▶ _Exercise requirements_
Extract from the listing each line in which the word "running" appears.

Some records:

* begin *

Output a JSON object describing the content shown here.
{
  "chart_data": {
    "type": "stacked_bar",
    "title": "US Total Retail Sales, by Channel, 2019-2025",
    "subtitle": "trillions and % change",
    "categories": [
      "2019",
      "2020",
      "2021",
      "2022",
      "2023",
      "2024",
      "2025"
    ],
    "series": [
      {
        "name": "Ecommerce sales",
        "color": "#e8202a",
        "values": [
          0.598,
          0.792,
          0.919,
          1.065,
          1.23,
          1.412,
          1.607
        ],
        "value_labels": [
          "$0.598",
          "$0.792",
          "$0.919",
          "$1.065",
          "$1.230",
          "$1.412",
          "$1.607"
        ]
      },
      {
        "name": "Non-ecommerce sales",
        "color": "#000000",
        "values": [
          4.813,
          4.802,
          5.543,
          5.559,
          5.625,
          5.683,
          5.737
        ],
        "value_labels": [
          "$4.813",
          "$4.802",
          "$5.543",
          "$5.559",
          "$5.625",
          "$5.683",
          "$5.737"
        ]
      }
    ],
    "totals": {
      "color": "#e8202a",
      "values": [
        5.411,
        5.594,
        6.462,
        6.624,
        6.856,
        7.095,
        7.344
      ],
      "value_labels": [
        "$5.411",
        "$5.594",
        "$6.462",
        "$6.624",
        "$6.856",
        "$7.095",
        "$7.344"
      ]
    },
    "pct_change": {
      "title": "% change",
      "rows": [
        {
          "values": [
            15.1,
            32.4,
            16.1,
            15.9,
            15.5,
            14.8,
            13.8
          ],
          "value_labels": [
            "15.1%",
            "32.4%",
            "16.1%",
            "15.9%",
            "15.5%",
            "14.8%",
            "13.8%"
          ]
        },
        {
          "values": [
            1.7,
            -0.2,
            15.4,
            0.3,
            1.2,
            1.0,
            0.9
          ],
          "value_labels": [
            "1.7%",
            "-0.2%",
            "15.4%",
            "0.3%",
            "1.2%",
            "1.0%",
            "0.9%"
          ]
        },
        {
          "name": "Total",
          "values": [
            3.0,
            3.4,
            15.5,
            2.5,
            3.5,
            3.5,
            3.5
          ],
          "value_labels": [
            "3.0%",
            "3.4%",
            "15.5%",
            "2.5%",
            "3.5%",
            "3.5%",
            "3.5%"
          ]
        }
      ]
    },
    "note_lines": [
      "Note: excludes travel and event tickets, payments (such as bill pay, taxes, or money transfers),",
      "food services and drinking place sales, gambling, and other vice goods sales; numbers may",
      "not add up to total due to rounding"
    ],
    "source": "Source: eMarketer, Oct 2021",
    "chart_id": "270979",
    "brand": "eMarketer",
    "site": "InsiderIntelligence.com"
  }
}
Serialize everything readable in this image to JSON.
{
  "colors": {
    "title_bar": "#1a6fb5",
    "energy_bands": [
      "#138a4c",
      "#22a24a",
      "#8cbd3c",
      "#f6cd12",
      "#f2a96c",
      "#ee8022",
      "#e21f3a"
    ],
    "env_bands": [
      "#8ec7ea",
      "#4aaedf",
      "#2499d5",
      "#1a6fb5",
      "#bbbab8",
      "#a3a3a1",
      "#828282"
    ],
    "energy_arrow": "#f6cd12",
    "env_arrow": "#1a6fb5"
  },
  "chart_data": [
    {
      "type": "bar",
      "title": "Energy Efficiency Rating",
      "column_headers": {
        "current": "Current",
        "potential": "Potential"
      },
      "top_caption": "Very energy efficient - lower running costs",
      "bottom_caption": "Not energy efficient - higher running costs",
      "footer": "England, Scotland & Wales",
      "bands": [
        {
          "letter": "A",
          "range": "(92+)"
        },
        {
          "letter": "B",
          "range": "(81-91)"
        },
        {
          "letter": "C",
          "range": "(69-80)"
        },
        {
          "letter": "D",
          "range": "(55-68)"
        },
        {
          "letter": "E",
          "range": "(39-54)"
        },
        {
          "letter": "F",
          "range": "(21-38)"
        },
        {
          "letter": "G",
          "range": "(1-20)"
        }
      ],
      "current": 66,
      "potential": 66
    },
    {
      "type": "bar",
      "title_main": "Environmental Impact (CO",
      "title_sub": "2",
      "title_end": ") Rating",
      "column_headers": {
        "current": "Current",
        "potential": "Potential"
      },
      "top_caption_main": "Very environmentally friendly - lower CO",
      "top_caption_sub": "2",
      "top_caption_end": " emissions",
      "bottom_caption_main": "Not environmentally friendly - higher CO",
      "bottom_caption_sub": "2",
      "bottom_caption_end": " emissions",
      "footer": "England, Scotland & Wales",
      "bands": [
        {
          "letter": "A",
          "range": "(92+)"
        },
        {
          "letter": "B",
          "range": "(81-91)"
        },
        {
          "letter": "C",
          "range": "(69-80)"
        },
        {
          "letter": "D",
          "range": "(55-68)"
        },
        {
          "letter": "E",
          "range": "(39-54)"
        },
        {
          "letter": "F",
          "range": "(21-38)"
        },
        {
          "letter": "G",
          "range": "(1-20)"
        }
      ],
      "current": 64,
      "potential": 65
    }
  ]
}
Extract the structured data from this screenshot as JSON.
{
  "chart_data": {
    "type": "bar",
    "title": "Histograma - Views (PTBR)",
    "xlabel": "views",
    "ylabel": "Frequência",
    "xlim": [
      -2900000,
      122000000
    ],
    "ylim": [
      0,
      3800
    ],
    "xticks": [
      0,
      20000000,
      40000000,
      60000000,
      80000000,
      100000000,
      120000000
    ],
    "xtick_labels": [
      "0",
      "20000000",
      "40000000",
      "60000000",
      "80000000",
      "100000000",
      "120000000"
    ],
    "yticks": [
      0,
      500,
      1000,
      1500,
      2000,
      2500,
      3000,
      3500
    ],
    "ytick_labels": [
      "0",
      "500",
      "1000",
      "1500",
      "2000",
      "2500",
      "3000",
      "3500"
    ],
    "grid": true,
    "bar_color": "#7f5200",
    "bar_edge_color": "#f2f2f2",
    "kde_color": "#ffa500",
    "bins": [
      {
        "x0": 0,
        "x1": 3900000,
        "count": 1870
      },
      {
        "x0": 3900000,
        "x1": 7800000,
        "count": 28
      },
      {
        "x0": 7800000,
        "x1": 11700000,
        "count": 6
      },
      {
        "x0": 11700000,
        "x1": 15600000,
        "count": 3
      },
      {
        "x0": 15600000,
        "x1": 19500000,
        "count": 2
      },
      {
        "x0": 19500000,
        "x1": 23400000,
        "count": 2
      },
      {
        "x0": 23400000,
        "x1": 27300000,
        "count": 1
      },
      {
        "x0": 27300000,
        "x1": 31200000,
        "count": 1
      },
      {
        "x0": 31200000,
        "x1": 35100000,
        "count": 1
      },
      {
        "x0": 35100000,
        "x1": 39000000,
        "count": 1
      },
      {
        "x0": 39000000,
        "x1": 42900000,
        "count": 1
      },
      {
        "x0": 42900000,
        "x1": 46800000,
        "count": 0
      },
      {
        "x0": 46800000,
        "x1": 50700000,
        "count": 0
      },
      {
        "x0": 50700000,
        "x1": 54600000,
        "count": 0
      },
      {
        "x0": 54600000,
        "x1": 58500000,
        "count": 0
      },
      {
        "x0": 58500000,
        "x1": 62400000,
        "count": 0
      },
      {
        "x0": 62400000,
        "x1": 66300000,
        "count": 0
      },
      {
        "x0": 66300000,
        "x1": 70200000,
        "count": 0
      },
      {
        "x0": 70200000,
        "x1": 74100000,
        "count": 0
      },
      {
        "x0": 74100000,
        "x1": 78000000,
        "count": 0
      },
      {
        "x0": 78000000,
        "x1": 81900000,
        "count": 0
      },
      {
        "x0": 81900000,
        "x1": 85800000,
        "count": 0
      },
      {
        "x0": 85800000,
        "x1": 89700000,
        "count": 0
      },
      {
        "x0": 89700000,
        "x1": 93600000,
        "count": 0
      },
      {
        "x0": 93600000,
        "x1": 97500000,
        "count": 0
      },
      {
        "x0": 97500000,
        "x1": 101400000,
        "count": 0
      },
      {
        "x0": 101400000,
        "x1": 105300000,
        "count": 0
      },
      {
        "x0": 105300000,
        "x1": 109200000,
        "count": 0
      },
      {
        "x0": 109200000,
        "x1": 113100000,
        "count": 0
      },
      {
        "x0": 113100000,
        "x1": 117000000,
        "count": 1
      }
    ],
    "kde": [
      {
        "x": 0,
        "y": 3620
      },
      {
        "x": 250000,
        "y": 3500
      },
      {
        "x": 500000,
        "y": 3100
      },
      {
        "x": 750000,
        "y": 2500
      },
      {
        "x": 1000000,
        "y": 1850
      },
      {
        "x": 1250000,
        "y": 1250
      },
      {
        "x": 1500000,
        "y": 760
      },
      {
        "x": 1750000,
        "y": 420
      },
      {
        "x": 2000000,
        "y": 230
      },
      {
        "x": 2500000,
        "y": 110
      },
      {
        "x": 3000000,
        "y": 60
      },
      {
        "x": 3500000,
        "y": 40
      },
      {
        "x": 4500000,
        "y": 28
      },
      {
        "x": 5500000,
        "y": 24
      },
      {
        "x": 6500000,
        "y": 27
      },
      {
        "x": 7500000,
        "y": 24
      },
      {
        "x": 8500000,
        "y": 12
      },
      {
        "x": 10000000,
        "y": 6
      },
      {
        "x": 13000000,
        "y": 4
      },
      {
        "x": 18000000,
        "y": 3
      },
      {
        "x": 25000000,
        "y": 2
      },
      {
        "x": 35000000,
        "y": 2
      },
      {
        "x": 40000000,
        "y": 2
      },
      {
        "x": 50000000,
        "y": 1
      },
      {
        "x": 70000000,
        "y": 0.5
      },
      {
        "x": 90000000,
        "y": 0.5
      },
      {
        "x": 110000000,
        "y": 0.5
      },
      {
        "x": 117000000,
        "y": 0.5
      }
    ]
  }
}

* end *

▶ _Solved problem_
      "top_caption": "Very energy efficient - lower running costs",
      "bottom_caption": "Not energy efficient - higher running costs",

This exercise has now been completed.